* **Data in this exercise**:

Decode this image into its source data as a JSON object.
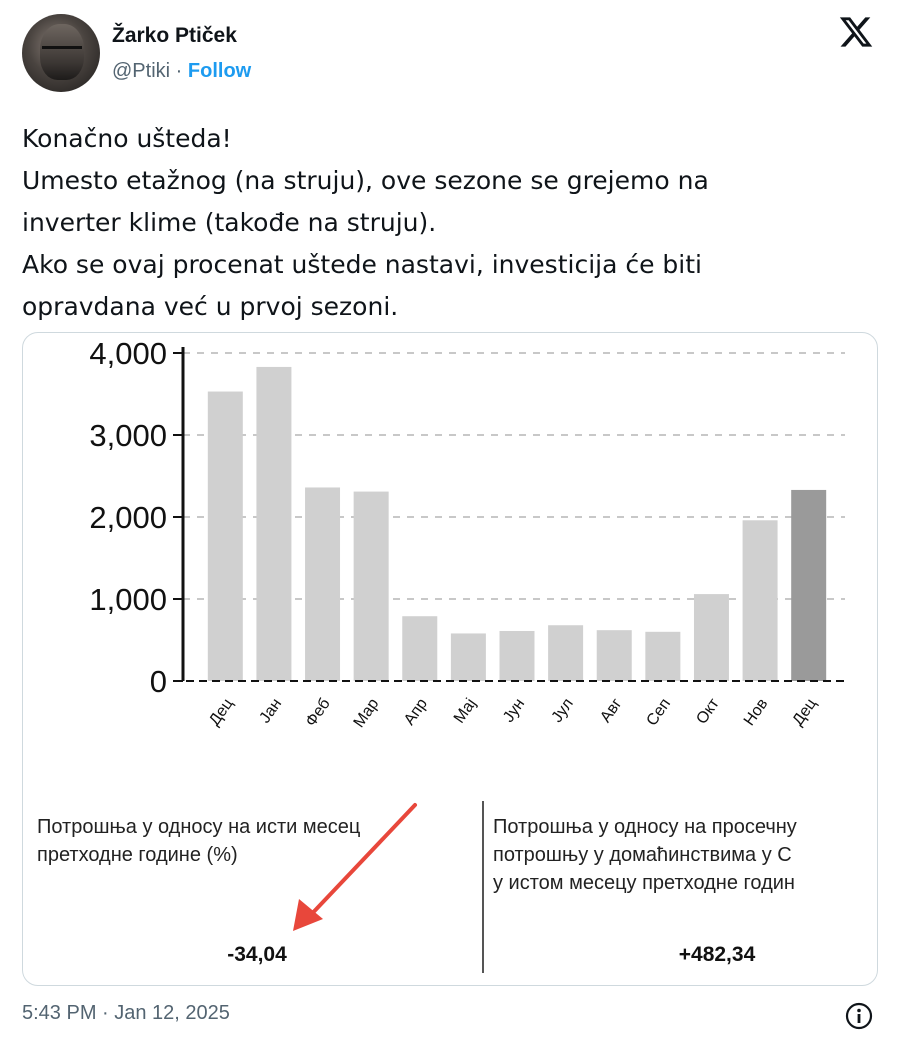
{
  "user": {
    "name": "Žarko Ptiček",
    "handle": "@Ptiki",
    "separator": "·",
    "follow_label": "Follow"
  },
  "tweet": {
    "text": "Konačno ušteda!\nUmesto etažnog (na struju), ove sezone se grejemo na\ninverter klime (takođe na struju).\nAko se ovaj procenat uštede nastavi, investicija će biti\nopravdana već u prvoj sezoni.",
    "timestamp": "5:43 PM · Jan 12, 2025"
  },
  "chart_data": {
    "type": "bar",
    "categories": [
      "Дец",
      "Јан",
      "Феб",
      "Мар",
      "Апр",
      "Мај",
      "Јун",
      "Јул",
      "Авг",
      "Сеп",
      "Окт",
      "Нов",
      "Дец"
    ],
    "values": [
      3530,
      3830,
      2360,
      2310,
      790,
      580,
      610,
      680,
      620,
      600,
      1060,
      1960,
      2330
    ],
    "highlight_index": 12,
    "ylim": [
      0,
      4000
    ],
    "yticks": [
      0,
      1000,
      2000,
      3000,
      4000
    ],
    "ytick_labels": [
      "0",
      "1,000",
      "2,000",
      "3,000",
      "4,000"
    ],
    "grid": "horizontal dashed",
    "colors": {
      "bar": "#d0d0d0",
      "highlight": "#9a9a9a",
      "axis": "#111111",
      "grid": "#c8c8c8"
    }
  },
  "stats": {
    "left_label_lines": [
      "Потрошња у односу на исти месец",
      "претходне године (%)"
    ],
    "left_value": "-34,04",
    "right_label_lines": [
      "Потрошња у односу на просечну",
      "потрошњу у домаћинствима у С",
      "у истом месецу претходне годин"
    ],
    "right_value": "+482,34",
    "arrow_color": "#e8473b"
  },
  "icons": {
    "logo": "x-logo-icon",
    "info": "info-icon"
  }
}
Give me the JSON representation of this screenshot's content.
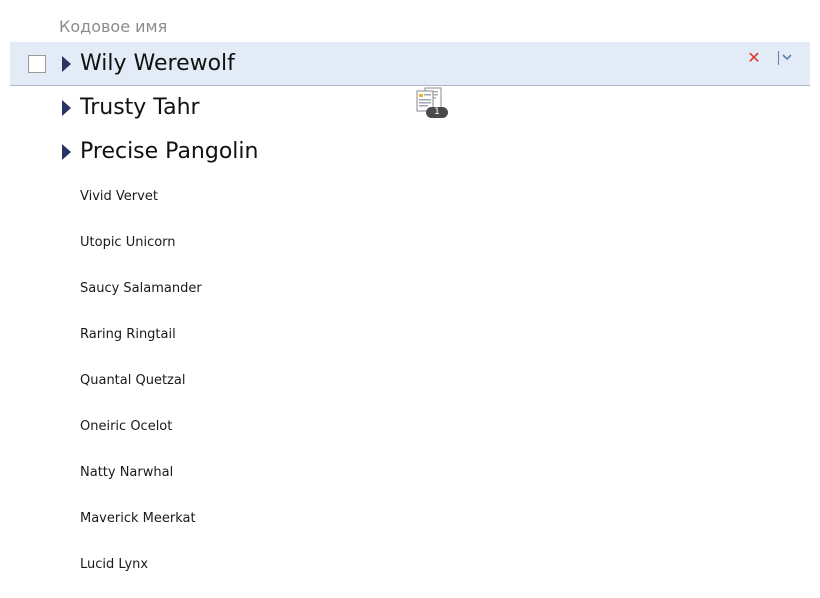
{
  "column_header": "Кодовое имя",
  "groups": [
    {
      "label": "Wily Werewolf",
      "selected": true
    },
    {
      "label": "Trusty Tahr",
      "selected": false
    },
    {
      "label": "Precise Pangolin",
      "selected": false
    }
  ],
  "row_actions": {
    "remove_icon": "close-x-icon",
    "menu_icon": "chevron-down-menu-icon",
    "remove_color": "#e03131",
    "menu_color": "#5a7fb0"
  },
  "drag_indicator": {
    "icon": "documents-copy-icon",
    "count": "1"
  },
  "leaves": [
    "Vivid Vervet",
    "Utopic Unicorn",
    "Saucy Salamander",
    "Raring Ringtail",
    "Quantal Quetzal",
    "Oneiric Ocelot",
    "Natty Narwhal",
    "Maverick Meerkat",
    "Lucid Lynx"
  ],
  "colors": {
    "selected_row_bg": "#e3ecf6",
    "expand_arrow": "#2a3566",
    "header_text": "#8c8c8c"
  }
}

* **Exercise**:
Pull out every line above that holds the word "JSON".

* **Solved problem**:
Decode this image into its source data as a JSON object.
Give me the JSON representation of this screenshot's content.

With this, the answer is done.